- _Requirements_: Within the material below, find each line bearing the word "Muhteşem" and present it.

- _Data shown_:
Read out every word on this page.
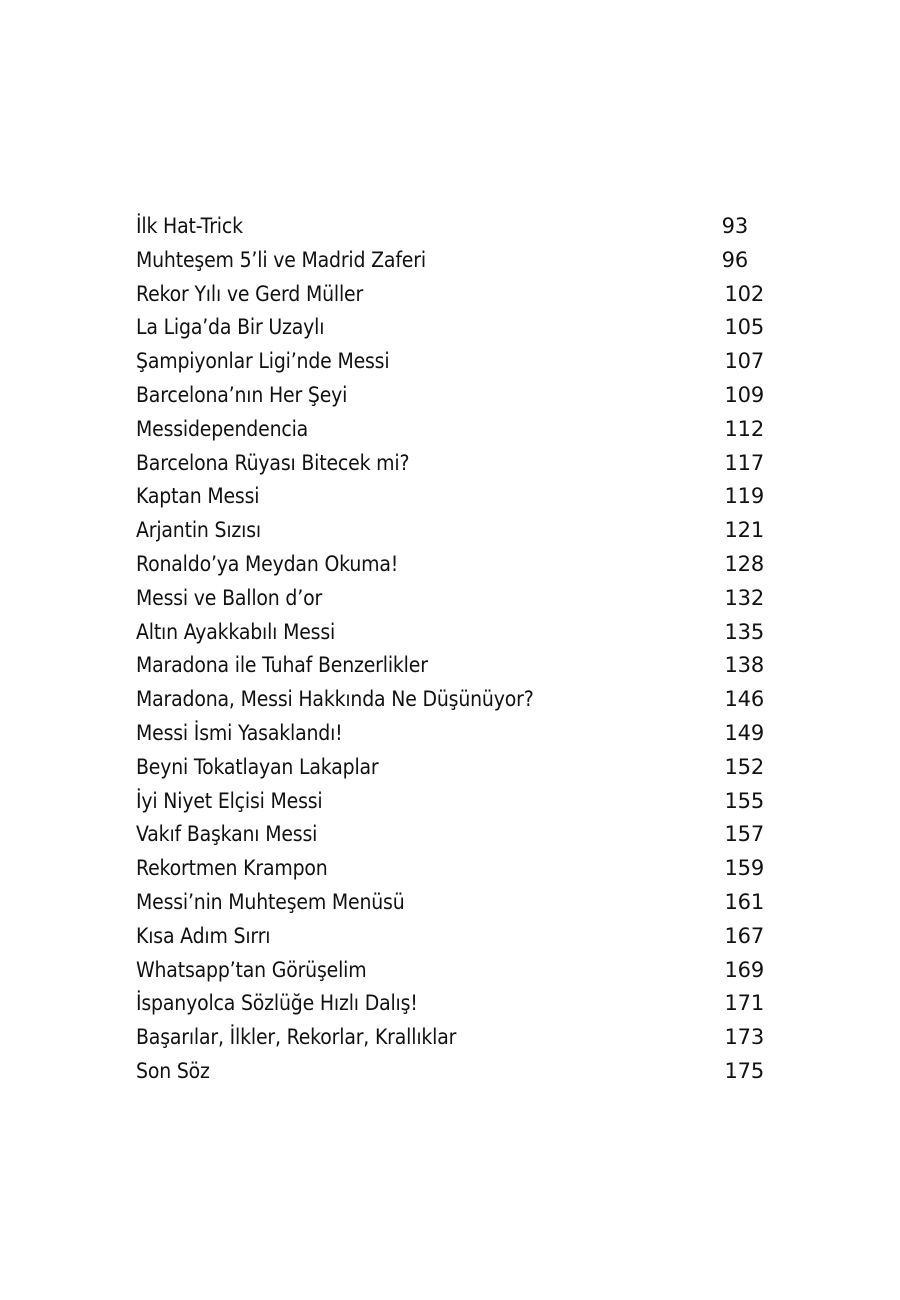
İlk Hat-Trick	93
Muhteşem 5’li ve Madrid Zaferi	96
Rekor Yılı ve Gerd Müller	102
La Liga’da Bir Uzaylı	105
Şampiyonlar Ligi’nde Messi	107
Barcelona’nın Her Şeyi	109
Messidependencia	112
Barcelona Rüyası Bitecek mi?	117
Kaptan Messi	119
Arjantin Sızısı	121
Ronaldo’ya Meydan Okuma!	128
Messi ve Ballon d’or	132
Altın Ayakkabılı Messi	135
Maradona ile Tuhaf Benzerlikler	138
Maradona, Messi Hakkında Ne Düşünüyor?	146
Messi İsmi Yasaklandı!	149
Beyni Tokatlayan Lakaplar	152
İyi Niyet Elçisi Messi	155
Vakıf Başkanı Messi	157
Rekortmen Krampon	159
Messi’nin Muhteşem Menüsü	161
Kısa Adım Sırrı	167
Whatsapp’tan Görüşelim	169
İspanyolca Sözlüğe Hızlı Dalış!	171
Başarılar, İlkler, Rekorlar, Krallıklar	173
Son Söz	175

- _Final result_:
Muhteşem 5’li ve Madrid Zaferi	96
Messi’nin Muhteşem Menüsü	161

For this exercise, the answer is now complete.